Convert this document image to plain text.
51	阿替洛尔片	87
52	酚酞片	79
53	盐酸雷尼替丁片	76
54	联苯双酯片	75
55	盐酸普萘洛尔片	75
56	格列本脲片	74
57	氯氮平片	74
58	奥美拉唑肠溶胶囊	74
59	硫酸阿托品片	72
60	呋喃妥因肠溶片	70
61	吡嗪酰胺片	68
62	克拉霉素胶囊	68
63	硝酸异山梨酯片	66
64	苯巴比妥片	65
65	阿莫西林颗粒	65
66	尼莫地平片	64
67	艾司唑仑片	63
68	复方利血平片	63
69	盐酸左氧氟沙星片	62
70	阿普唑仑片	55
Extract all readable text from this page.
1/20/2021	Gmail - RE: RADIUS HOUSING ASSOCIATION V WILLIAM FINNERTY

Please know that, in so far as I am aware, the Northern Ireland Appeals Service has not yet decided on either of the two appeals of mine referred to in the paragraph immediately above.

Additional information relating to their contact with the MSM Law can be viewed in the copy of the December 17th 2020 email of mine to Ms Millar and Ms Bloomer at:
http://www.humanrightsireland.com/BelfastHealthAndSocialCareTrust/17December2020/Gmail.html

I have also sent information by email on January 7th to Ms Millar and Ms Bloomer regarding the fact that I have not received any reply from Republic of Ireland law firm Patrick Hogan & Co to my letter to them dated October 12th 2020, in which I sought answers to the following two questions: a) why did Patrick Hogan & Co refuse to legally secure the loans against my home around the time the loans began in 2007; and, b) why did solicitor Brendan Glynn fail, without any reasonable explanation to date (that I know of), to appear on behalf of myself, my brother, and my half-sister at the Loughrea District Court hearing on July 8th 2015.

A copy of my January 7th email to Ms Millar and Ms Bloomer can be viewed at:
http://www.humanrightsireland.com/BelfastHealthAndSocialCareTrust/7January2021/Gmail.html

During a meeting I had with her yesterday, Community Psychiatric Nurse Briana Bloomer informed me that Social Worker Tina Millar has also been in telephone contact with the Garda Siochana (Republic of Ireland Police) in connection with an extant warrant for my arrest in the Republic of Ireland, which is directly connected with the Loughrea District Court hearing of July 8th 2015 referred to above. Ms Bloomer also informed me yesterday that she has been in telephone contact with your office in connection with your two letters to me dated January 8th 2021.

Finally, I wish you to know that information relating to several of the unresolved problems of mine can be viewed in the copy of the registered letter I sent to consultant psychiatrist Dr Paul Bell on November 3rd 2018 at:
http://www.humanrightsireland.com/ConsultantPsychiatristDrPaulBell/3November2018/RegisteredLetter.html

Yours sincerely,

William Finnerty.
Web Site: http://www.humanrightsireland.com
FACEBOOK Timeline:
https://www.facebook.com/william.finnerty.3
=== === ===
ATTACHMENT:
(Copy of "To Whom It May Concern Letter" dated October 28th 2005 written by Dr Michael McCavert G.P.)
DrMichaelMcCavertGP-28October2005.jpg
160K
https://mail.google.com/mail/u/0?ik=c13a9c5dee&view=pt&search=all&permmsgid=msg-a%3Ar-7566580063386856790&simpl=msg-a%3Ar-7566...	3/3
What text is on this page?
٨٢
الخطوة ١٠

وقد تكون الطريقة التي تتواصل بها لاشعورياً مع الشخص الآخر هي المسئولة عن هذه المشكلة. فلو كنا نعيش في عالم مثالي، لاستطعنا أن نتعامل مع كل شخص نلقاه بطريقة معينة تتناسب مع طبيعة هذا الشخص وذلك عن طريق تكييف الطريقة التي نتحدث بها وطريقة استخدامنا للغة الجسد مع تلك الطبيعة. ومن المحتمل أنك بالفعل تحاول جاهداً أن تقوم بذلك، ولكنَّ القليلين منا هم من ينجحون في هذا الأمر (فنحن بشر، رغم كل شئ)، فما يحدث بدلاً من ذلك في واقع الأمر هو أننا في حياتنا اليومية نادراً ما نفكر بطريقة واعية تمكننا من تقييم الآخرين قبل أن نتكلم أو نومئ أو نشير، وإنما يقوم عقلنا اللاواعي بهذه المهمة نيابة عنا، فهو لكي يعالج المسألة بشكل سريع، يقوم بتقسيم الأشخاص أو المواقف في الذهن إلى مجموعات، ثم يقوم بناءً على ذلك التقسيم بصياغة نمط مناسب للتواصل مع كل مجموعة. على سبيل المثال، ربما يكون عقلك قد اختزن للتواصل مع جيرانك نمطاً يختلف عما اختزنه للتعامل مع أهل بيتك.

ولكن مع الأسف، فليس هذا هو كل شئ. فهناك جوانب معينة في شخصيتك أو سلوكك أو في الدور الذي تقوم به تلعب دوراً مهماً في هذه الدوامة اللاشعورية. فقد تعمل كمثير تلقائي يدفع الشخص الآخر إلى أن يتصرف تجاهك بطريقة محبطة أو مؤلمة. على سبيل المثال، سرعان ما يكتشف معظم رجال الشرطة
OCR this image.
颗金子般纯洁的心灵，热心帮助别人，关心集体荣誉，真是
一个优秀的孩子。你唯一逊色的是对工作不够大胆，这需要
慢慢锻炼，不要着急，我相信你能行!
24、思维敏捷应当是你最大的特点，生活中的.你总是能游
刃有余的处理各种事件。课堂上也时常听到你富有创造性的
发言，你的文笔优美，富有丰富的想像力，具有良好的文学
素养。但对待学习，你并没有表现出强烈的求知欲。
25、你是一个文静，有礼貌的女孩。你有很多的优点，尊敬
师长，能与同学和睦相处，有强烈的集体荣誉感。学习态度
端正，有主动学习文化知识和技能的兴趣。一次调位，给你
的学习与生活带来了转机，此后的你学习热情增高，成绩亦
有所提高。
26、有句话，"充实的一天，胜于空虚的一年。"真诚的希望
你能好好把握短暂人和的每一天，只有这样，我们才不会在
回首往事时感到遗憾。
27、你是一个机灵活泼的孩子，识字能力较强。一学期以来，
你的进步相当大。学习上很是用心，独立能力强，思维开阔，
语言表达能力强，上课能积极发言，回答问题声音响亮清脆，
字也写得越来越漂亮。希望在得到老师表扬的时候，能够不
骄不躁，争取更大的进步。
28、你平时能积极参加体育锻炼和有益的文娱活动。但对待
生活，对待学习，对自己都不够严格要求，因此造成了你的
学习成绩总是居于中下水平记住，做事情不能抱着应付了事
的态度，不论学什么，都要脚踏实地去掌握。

━━━━━━━━━━━━━━━━

Some lines of the records may hold the word "Court". How many do? Answer with a number and nothing else.

2